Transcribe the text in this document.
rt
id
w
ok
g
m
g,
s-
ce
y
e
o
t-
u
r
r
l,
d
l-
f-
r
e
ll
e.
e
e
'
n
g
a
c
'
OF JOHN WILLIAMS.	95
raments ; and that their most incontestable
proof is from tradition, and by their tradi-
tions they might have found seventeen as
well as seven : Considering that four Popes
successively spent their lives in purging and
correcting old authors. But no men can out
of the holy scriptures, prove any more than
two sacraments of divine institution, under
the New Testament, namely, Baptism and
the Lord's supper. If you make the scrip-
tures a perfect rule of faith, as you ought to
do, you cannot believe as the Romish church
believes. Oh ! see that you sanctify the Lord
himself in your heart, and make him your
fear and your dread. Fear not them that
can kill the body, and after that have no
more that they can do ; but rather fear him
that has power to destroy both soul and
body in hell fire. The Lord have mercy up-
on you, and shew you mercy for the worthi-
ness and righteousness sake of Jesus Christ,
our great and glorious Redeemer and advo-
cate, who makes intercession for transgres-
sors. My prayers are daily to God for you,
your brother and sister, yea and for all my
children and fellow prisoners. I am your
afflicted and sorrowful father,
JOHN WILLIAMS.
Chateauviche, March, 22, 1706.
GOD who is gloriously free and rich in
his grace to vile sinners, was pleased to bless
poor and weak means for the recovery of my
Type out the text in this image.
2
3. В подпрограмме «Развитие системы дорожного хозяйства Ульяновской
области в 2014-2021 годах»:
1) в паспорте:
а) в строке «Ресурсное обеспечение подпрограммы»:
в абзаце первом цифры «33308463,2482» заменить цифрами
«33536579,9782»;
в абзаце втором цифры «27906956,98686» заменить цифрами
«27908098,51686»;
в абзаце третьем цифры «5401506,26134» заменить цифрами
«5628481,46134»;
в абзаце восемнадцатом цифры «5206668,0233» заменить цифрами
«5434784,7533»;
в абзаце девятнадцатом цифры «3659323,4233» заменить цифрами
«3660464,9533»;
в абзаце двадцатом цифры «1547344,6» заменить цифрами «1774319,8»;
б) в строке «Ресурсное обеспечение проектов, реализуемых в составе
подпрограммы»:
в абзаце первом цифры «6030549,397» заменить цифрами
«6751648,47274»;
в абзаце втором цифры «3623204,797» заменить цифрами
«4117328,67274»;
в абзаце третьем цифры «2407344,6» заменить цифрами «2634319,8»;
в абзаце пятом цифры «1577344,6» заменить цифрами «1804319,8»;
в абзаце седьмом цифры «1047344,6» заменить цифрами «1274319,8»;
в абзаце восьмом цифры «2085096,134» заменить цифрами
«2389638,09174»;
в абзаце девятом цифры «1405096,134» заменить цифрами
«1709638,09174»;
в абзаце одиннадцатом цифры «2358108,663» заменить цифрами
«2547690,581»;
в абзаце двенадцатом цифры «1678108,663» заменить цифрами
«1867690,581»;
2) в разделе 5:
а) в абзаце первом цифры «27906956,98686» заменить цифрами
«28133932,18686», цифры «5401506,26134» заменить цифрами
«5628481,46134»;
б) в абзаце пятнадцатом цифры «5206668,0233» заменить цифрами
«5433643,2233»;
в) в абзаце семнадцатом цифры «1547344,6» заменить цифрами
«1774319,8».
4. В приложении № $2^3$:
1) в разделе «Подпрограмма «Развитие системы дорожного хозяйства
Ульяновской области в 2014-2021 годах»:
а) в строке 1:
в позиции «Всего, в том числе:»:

--*--

## Work required
From the records above, extract every entry exactly as given.

## Output of the task
Transcribe the text in this document.
rt
id
w
ok
g
m
g,
s-
ce
y
e
o
t-
u
r
r
l,
d
l-
f-
r
e
ll
e.
e
e
'
n
g
a
c
'
OF JOHN WILLIAMS.	95
raments ; and that their most incontestable
proof is from tradition, and by their tradi-
tions they might have found seventeen as
well as seven : Considering that four Popes
successively spent their lives in purging and
correcting old authors. But no men can out
of the holy scriptures, prove any more than
two sacraments of divine institution, under
the New Testament, namely, Baptism and
the Lord's supper. If you make the scrip-
tures a perfect rule of faith, as you ought to
do, you cannot believe as the Romish church
believes. Oh ! see that you sanctify the Lord
himself in your heart, and make him your
fear and your dread. Fear not them that
can kill the body, and after that have no
more that they can do ; but rather fear him
that has power to destroy both soul and
body in hell fire. The Lord have mercy up-
on you, and shew you mercy for the worthi-
ness and righteousness sake of Jesus Christ,
our great and glorious Redeemer and advo-
cate, who makes intercession for transgres-
sors. My prayers are daily to God for you,
your brother and sister, yea and for all my
children and fellow prisoners. I am your
afflicted and sorrowful father,
JOHN WILLIAMS.
Chateauviche, March, 22, 1706.
GOD who is gloriously free and rich in
his grace to vile sinners, was pleased to bless
poor and weak means for the recovery of my
Type out the text in this image.
2
3. В подпрограмме «Развитие системы дорожного хозяйства Ульяновской
области в 2014-2021 годах»:
1) в паспорте:
а) в строке «Ресурсное обеспечение подпрограммы»:
в абзаце первом цифры «33308463,2482» заменить цифрами
«33536579,9782»;
в абзаце втором цифры «27906956,98686» заменить цифрами
«27908098,51686»;
в абзаце третьем цифры «5401506,26134» заменить цифрами
«5628481,46134»;
в абзаце восемнадцатом цифры «5206668,0233» заменить цифрами
«5434784,7533»;
в абзаце девятнадцатом цифры «3659323,4233» заменить цифрами
«3660464,9533»;
в абзаце двадцатом цифры «1547344,6» заменить цифрами «1774319,8»;
б) в строке «Ресурсное обеспечение проектов, реализуемых в составе
подпрограммы»:
в абзаце первом цифры «6030549,397» заменить цифрами
«6751648,47274»;
в абзаце втором цифры «3623204,797» заменить цифрами
«4117328,67274»;
в абзаце третьем цифры «2407344,6» заменить цифрами «2634319,8»;
в абзаце пятом цифры «1577344,6» заменить цифрами «1804319,8»;
в абзаце седьмом цифры «1047344,6» заменить цифрами «1274319,8»;
в абзаце восьмом цифры «2085096,134» заменить цифрами
«2389638,09174»;
в абзаце девятом цифры «1405096,134» заменить цифрами
«1709638,09174»;
в абзаце одиннадцатом цифры «2358108,663» заменить цифрами
«2547690,581»;
в абзаце двенадцатом цифры «1678108,663» заменить цифрами
«1867690,581»;
2) в разделе 5:
а) в абзаце первом цифры «27906956,98686» заменить цифрами
«28133932,18686», цифры «5401506,26134» заменить цифрами
«5628481,46134»;
б) в абзаце пятнадцатом цифры «5206668,0233» заменить цифрами
«5433643,2233»;
в) в абзаце семнадцатом цифры «1547344,6» заменить цифрами
«1774319,8».
4. В приложении № $2^3$:
1) в разделе «Подпрограмма «Развитие системы дорожного хозяйства
Ульяновской области в 2014-2021 годах»:
а) в строке 1:
в позиции «Всего, в том числе:»:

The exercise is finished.